(Task goal):
Please retype the records below exactly, leaving out any pictures.
* BEGIN Data for the task *
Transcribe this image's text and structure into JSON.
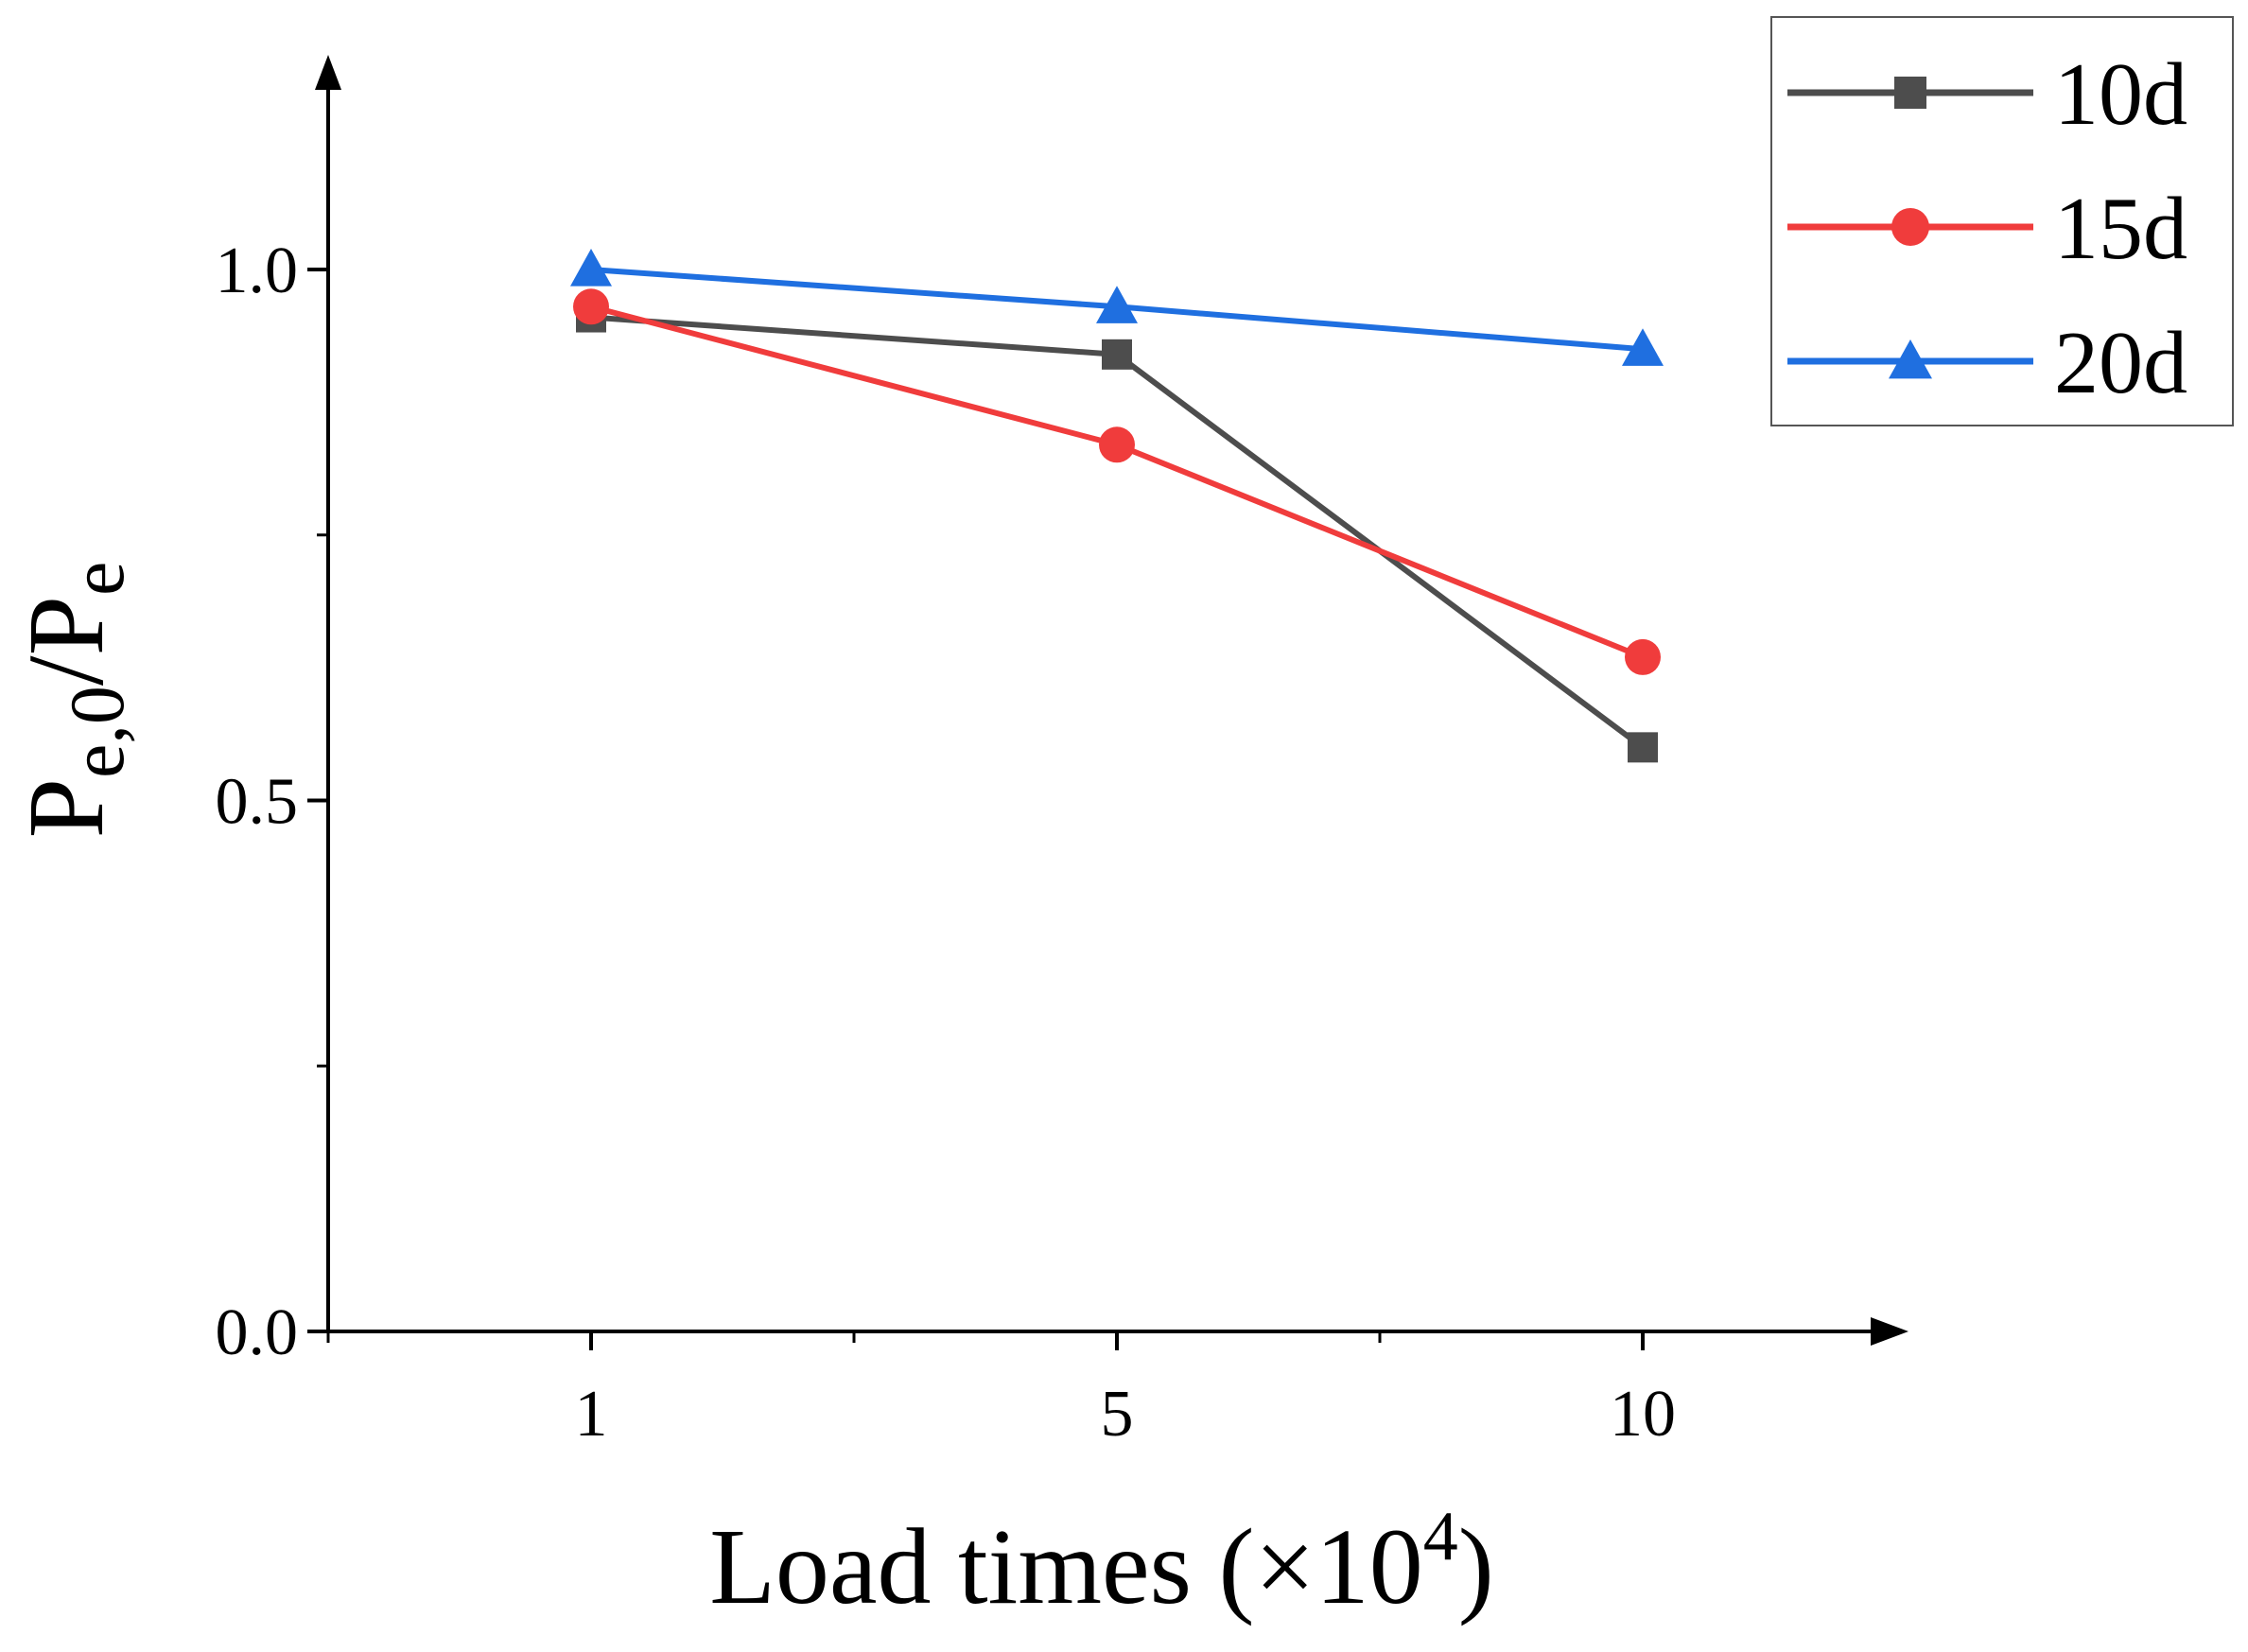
{
  "chart_data": {
    "type": "line",
    "title": "",
    "categories": [
      "1",
      "5",
      "10"
    ],
    "x_unit_label": "×10",
    "xlabel": {
      "main": "Load times (",
      "mult": "×10",
      "sup": "4",
      "close": ")"
    },
    "ylabel": {
      "p1": "P",
      "sub1": "e,0",
      "slash": "/P",
      "sub2": "e"
    },
    "ylim": [
      0,
      1.2
    ],
    "yticks": [
      {
        "value": 0.0,
        "label": "0.0"
      },
      {
        "value": 0.5,
        "label": "0.5"
      },
      {
        "value": 1.0,
        "label": "1.0"
      }
    ],
    "yminor_ticks": [
      0.25,
      0.75
    ],
    "xminor_positions": [
      0.5,
      1.5,
      2.5
    ],
    "grid": false,
    "legend_position": "top-right",
    "series": [
      {
        "name": "10d",
        "values": [
          0.955,
          0.92,
          0.55
        ],
        "color": "#4d4d4d",
        "marker": "square"
      },
      {
        "name": "15d",
        "values": [
          0.965,
          0.835,
          0.635
        ],
        "color": "#f03c3c",
        "marker": "circle"
      },
      {
        "name": "20d",
        "values": [
          1.0,
          0.965,
          0.925
        ],
        "color": "#1f6fe0",
        "marker": "triangle"
      }
    ]
  }
}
* END Data for the task *
(Complete response):
Transcribe this image's text and structure into JSON.
{
  "chart_data": {
    "type": "line",
    "title": "",
    "categories": [
      "1",
      "5",
      "10"
    ],
    "x_unit_label": "×10",
    "xlabel": {
      "main": "Load times (",
      "mult": "×10",
      "sup": "4",
      "close": ")"
    },
    "ylabel": {
      "p1": "P",
      "sub1": "e,0",
      "slash": "/P",
      "sub2": "e"
    },
    "ylim": [
      0,
      1.2
    ],
    "yticks": [
      {
        "value": 0.0,
        "label": "0.0"
      },
      {
        "value": 0.5,
        "label": "0.5"
      },
      {
        "value": 1.0,
        "label": "1.0"
      }
    ],
    "yminor_ticks": [
      0.25,
      0.75
    ],
    "xminor_positions": [
      0.5,
      1.5,
      2.5
    ],
    "grid": false,
    "legend_position": "top-right",
    "series": [
      {
        "name": "10d",
        "values": [
          0.955,
          0.92,
          0.55
        ],
        "color": "#4d4d4d",
        "marker": "square"
      },
      {
        "name": "15d",
        "values": [
          0.965,
          0.835,
          0.635
        ],
        "color": "#f03c3c",
        "marker": "circle"
      },
      {
        "name": "20d",
        "values": [
          1.0,
          0.965,
          0.925
        ],
        "color": "#1f6fe0",
        "marker": "triangle"
      }
    ]
  }
}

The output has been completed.